### GIVEN REQUEST
Figure out how many lines of the material below contain the word "title". Answer with the number only.

### GIVEN DATA

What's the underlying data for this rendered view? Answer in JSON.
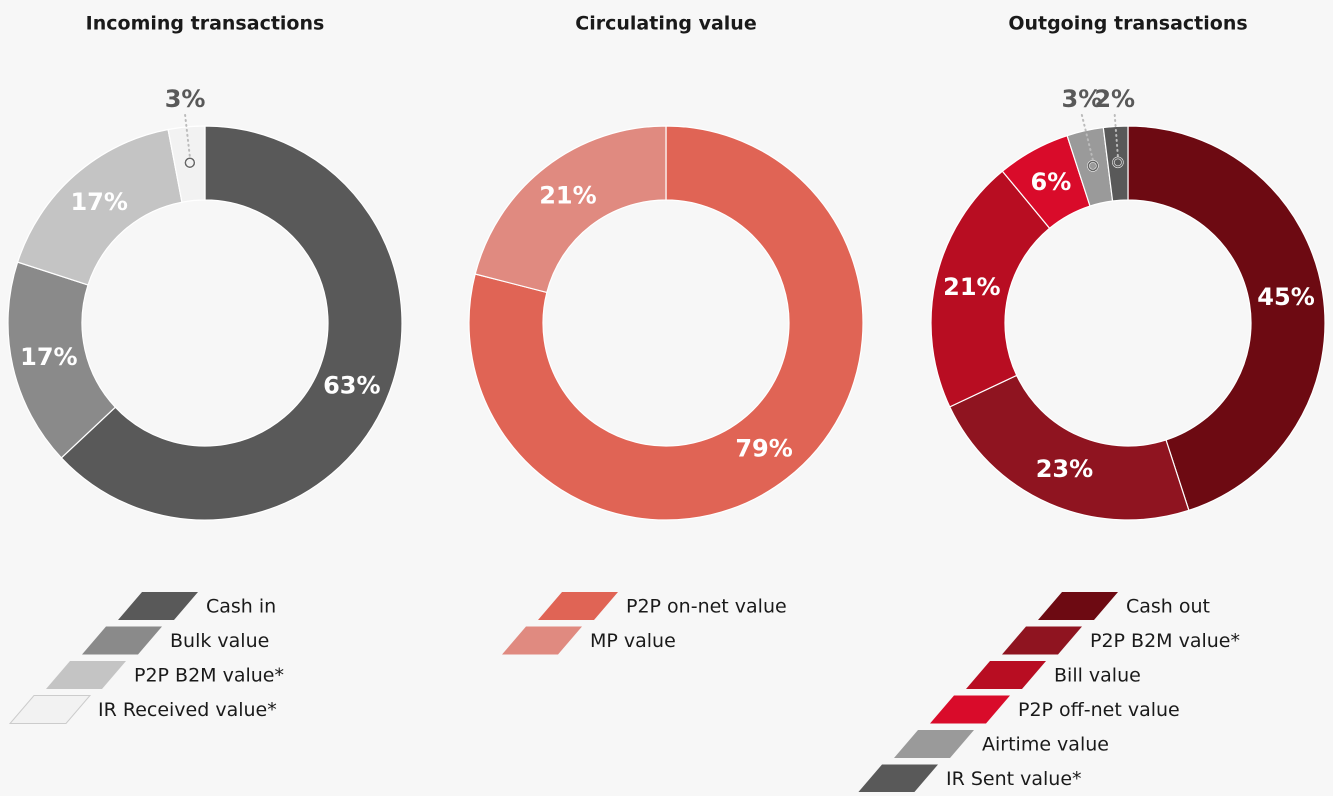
{
  "chart_data": [
    {
      "type": "pie",
      "title": "Incoming transactions",
      "categories": [
        "Cash in",
        "Bulk value",
        "P2P B2M value*",
        "IR Received value*"
      ],
      "values": [
        63,
        17,
        17,
        3
      ],
      "value_labels": [
        "63%",
        "17%",
        "17%",
        "3%"
      ],
      "colors": [
        "#595959",
        "#8a8a8a",
        "#c4c4c4",
        "#f2f2f2"
      ]
    },
    {
      "type": "pie",
      "title": "Circulating value",
      "categories": [
        "P2P on-net value",
        "MP value"
      ],
      "values": [
        79,
        21
      ],
      "value_labels": [
        "79%",
        "21%"
      ],
      "colors": [
        "#e06455",
        "#e08a80"
      ]
    },
    {
      "type": "pie",
      "title": "Outgoing transactions",
      "categories": [
        "Cash out",
        "P2P B2M value*",
        "Bill value",
        "P2P off-net value",
        "Airtime value",
        "IR Sent value*"
      ],
      "values": [
        45,
        23,
        21,
        6,
        3,
        2
      ],
      "value_labels": [
        "45%",
        "23%",
        "21%",
        "6%",
        "3%",
        "2%"
      ],
      "colors": [
        "#6d0a12",
        "#8f1420",
        "#b80d22",
        "#d90b2a",
        "#9a9a9a",
        "#595959"
      ]
    }
  ]
}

### RESPONSE TO THIS TASK
3